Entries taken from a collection

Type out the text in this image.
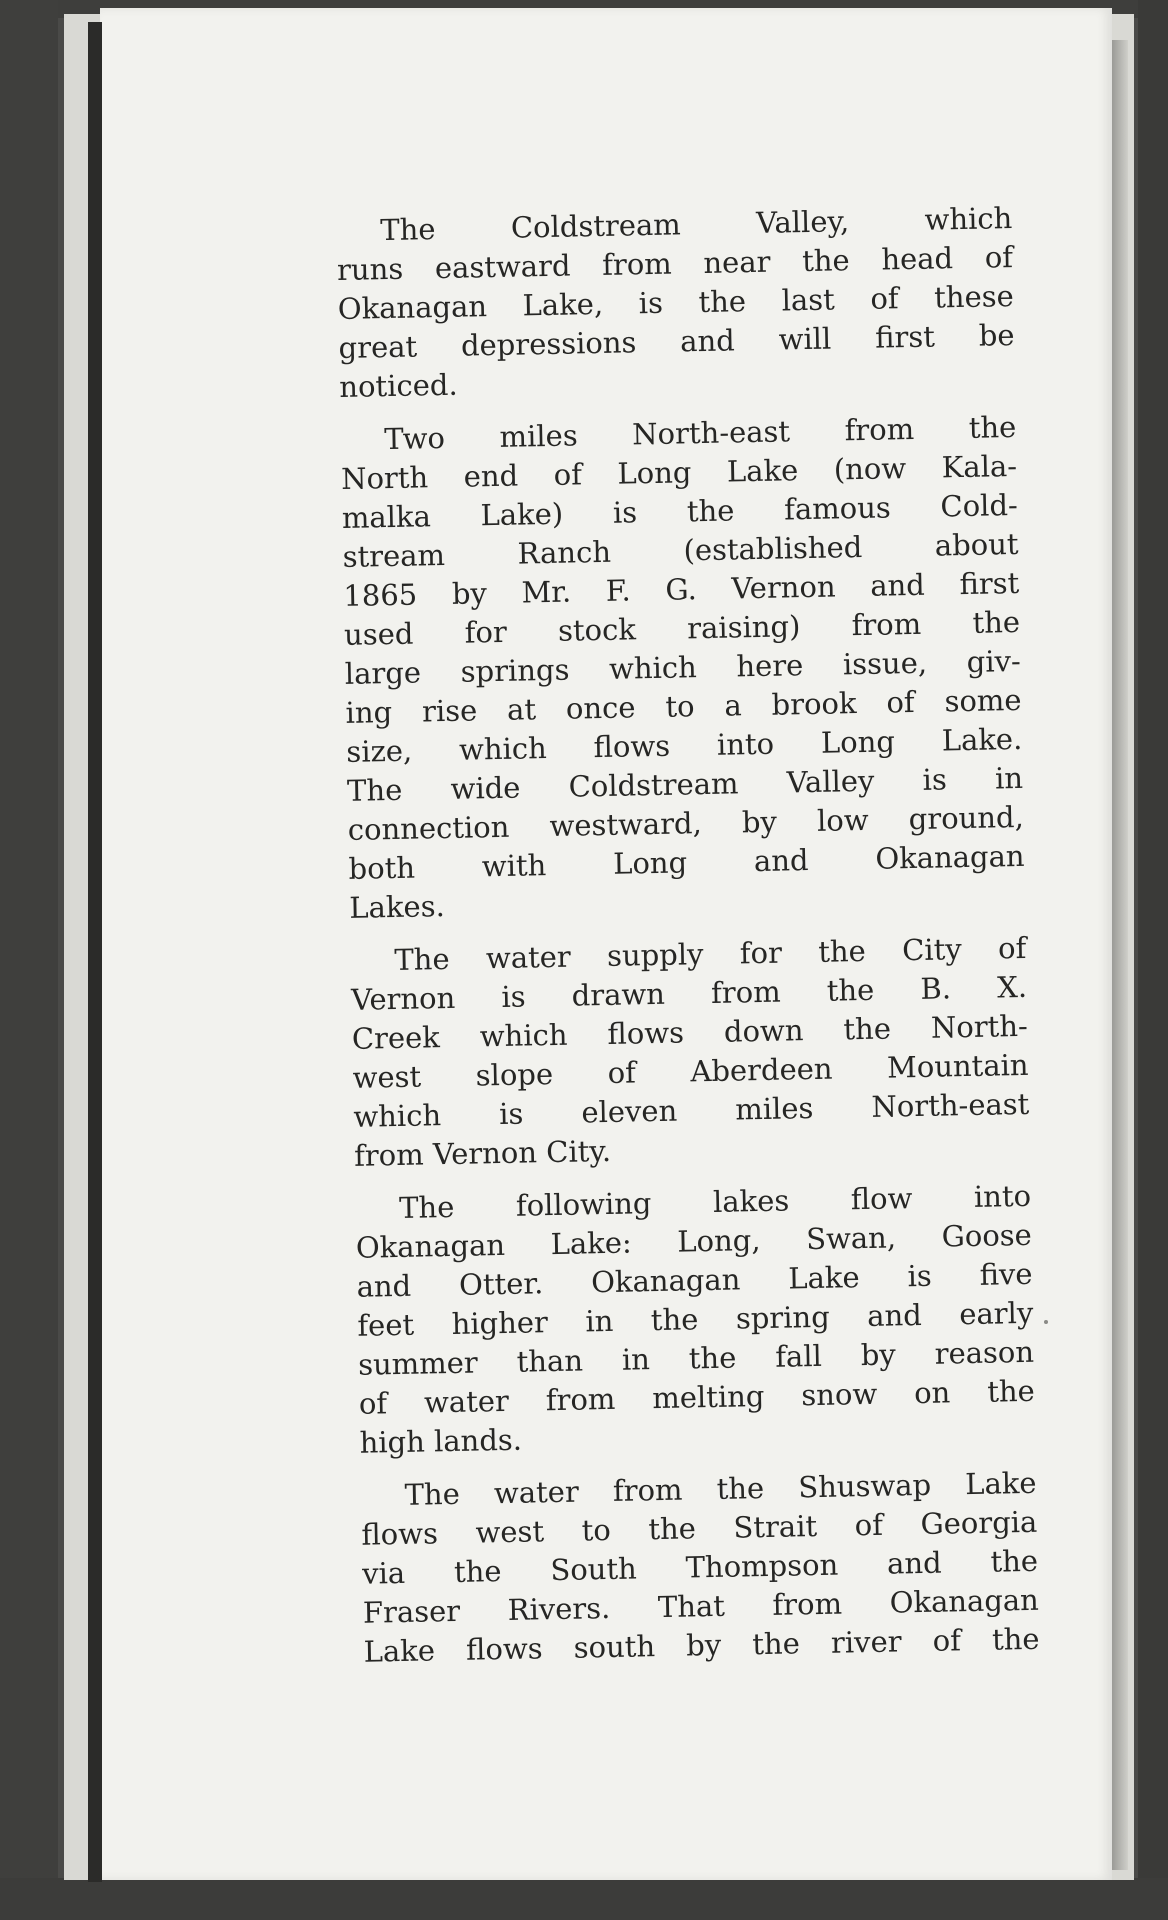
The Coldstream Valley, which
runs eastward from near the head of
Okanagan Lake, is the last of these
great depressions and will first be
noticed.
Two miles North-east from the
North end of Long Lake (now Kala-
malka Lake) is the famous Cold-
stream Ranch (established about
1865 by Mr. F. G. Vernon and first
used for stock raising) from the
large springs which here issue, giv-
ing rise at once to a brook of some
size, which flows into Long Lake.
The wide Coldstream Valley is in
connection westward, by low ground,
both with Long and Okanagan
Lakes.
The water supply for the City of
Vernon is drawn from the B. X.
Creek which flows down the North-
west slope of Aberdeen Mountain
which is eleven miles North-east
from Vernon City.
The following lakes flow into
Okanagan Lake: Long, Swan, Goose
and Otter. Okanagan Lake is five
feet higher in the spring and early
summer than in the fall by reason
of water from melting snow on the
high lands.
The water from the Shuswap Lake
flows west to the Strait of Georgia
via the South Thompson and the
Fraser Rivers. That from Okanagan
Lake flows south by the river of the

To do:
Return every line in the listing that contains the word "miles".

Result for this task:
Two miles North-east from the
which is eleven miles North-east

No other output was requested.